Resume the article on C++ move semantics and rvalue references, writing on from its last sentence.

TEXT SHOWN:
+ + + + +
Move Copy Constructor and Move Assignment Operator
Many of the copies in the previous example are likely to be temporary objects. Regardless of the sort algorithm, it is likely that it will spend much time swapping position between two items. And we know, the standard swap logic involves a temporary copy, and it has a very short lifespan. Rvalue Reference could be used to minimize this overhead.
Following Dave Abraham’s guideline on the move semantics.
A move assignment operator “steals” the value of its argument, leaving that argument in a destructible and assignable state, and preserves any user-visible side-effects on the left-hand-side.
We want to utilize the move semantics on temporary objects because they are short lived and side-effects are not a concern.
So let’s supply a Move Copy Constructor and Move Assignment Operator to the class Pod.
// move copy constructor Pod(Pod && pod) { m_index = pod.m_index; // give a hint to tell the library to "move" the vector if possible m_buffer = std::move(pod.m_buffer); } // move assignment operator Pod & operator=(Pod && pod) { m_index = pod.m_index; // give a hint to tell the library to "move" the vector if possible m_buffer = std::move(pod.m_buffer); }
In these method, it is similar to the typical deep copy, except we are invoking std::move on the buffer. std::move might look like magic, but it works just like a static_cast from std::vector to std::vector&&. This is the crucial point of Rvalue Reference. By casting the vector to vector &&, it will invoke the Move functions of the vector automatically, if one exist. If the Move functions do not exist, it will fall back to the default non-move functions (deep copy). This is the beauty of the Rvalue Reference overloading rule.
GCC 4.3.4 vector is “Move Ready”. Here’s an example of their Move Assignment Operator.
#ifdef __GXX_EXPERIMENTAL_CXX0X__ vector& operator=(vector&& __x) { // NB: DR 675. this->clear(); this->swap(__x); return *this; } #endif
*On a side note, Line 6 is very interesting because it gets around a bug that is caused by a delay in the deletion of temp object.
+ + + + +
SOURCE INFORMATION:
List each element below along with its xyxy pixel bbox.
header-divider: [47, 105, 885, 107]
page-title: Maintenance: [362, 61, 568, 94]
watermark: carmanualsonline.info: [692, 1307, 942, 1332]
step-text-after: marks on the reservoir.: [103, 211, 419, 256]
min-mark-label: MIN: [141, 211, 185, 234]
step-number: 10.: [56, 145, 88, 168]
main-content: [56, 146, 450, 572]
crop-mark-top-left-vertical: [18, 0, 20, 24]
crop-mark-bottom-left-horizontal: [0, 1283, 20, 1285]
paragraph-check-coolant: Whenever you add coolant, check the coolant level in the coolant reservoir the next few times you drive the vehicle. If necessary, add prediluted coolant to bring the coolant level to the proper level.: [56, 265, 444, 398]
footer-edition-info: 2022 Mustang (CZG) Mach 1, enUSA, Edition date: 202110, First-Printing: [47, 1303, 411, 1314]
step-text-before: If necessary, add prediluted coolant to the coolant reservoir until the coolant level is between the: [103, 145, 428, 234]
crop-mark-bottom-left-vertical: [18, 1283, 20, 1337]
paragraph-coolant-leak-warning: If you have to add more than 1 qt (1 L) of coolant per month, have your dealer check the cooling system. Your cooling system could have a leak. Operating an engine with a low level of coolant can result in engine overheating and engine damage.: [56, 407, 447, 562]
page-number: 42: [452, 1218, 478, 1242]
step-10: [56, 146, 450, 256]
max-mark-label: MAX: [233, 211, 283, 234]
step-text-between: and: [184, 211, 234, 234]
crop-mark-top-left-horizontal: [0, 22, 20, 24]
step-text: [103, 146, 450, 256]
+ + + + +
RESULT:
Speed Up after the Move Upgrade
Now we run the same code again after supporting Move Copy Constructor and Move Assignment Operator in Pod.
By simply supplying a Move Constructor and Move Assignment operator to Pod, the sort routine runs twice as fast. That also implies that we’ve been wasting half the time in the sort routine moving temporary objects around.
Conclusion
Rvalue Reference will provide a nice performance gain to users of STL containers.
To end user, all that’s required is a Move Constructor and Move Assignment Operator.
Thoughts
It would be even nicer if they can supply default Move functions to all objects. It appears that it has been proposed. I look forward to see its progress.
Source
The source can be downloaded here.
Tools: GCC 4.3.4, Cygwin 1.7, Window 7 64bit
Very impressive numbers. It would be interesting to see an impact assessment on the judicious application of rvalue references to an already high-performance real-world application.
Definitely! Things like shared_ptr are often stored in containers. I hope that the moving operation of shared_ptr will be faster than the deep copy operation.
This is one of those potential free lunch for all C++ programs.